*EXTRACTED MATERIAL*
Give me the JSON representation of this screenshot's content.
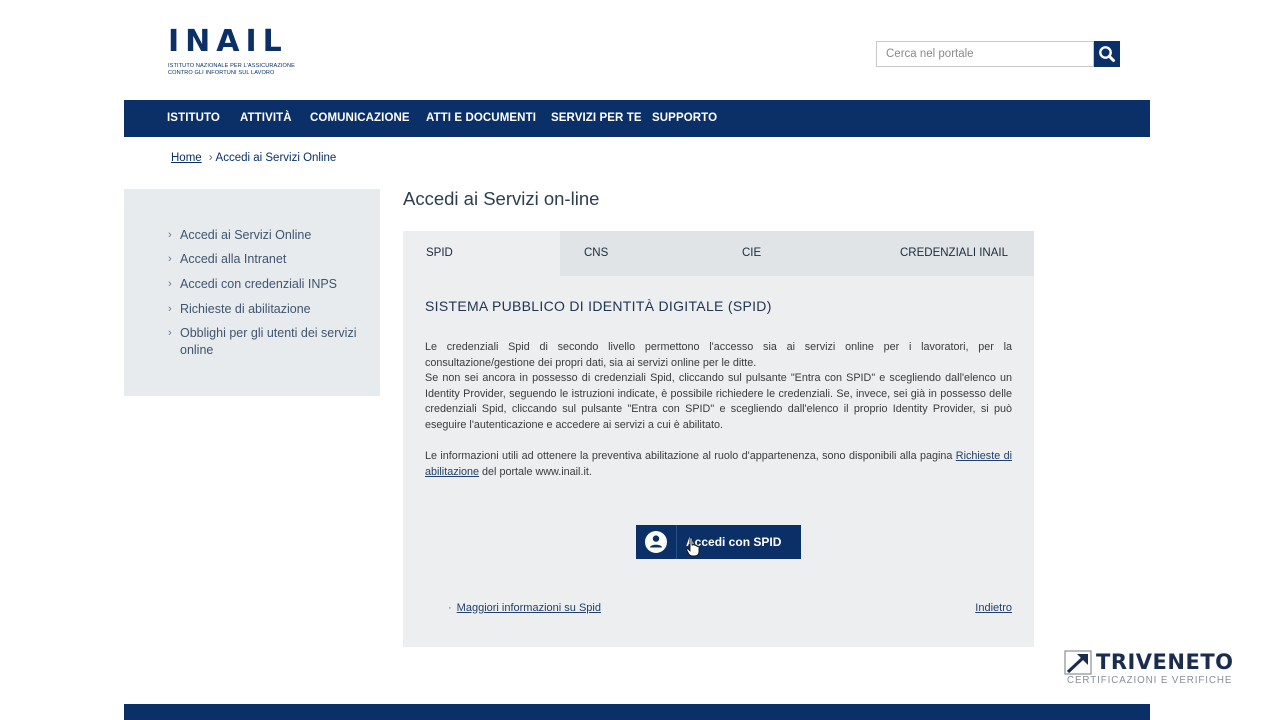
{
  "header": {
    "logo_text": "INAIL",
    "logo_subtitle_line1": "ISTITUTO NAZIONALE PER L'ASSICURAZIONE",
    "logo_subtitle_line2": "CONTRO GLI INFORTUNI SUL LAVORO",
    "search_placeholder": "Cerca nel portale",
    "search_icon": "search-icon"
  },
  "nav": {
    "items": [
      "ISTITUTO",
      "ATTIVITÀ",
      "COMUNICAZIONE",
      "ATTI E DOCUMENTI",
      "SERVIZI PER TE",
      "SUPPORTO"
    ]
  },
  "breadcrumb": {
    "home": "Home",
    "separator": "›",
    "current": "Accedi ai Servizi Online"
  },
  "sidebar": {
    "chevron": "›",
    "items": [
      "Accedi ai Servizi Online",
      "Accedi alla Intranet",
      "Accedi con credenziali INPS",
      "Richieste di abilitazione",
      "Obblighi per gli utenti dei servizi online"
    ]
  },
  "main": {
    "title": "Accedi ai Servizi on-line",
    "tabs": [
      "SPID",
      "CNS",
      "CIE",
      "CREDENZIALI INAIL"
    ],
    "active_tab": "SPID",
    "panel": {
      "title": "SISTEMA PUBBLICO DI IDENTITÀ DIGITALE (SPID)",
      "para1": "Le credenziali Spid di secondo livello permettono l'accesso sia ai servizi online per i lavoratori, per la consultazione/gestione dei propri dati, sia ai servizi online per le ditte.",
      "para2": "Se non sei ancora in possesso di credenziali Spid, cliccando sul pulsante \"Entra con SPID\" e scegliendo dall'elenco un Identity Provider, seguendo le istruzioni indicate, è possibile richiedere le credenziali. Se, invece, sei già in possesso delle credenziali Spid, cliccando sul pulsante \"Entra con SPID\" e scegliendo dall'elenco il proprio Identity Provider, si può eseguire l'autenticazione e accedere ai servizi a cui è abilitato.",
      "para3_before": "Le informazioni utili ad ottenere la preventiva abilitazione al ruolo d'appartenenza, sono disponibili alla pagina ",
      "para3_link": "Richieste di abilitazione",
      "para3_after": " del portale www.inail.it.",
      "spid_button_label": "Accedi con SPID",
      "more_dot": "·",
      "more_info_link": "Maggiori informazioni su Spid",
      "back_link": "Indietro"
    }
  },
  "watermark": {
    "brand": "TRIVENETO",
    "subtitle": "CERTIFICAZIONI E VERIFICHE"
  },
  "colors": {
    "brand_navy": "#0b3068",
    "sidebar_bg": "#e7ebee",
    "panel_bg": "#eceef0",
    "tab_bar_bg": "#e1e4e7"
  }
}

...

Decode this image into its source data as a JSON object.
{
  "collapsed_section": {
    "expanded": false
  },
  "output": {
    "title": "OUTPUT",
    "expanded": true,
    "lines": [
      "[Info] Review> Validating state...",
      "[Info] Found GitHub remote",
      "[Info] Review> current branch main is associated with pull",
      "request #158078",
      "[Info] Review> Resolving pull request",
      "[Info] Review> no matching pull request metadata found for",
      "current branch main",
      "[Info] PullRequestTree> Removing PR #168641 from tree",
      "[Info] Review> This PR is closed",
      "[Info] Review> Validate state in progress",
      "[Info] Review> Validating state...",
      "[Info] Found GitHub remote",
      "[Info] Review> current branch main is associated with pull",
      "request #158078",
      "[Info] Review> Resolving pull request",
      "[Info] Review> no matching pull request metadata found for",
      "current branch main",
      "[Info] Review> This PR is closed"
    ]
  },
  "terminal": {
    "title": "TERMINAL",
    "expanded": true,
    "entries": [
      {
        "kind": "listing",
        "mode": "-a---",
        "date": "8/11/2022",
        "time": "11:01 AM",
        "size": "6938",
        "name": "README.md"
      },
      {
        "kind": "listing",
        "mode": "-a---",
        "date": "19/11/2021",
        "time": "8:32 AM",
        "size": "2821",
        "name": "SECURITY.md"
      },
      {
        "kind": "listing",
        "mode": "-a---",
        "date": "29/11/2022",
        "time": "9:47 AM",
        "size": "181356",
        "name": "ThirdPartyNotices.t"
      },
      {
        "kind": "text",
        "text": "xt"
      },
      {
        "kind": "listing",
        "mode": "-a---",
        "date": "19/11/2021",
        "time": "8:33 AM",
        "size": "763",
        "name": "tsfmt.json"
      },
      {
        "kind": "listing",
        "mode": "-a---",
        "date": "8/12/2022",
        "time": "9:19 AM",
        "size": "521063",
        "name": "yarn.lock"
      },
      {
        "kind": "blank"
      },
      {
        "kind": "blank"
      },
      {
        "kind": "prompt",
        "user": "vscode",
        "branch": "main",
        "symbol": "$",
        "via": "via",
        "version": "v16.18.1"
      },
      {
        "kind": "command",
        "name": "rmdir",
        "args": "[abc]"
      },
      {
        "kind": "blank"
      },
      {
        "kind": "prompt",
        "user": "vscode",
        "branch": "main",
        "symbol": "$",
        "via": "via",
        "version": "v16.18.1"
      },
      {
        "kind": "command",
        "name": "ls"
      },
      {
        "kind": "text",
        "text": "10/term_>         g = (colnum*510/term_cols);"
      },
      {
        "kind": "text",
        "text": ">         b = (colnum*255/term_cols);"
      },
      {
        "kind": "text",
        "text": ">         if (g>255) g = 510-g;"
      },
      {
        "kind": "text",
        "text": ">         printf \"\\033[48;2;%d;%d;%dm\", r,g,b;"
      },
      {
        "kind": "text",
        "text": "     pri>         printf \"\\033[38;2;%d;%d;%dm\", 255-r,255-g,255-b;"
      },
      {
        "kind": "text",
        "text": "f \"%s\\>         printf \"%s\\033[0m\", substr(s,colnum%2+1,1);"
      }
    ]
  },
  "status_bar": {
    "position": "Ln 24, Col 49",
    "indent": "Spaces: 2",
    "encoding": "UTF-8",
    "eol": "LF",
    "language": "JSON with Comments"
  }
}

==

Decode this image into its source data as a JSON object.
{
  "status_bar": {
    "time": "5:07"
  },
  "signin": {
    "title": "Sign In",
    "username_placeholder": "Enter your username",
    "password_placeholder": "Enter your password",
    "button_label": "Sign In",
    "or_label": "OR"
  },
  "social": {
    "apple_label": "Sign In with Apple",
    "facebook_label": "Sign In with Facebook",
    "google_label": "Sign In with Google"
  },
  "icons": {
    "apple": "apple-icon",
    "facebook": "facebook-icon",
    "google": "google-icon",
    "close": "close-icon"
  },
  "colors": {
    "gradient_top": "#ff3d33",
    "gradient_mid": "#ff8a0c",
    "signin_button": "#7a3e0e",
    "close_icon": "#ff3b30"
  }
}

*TASK TO CARRY OUT*
In the entries above, count each line with "colnum"; reply with the total only.

*RESPONSE TO THIS TASK*
3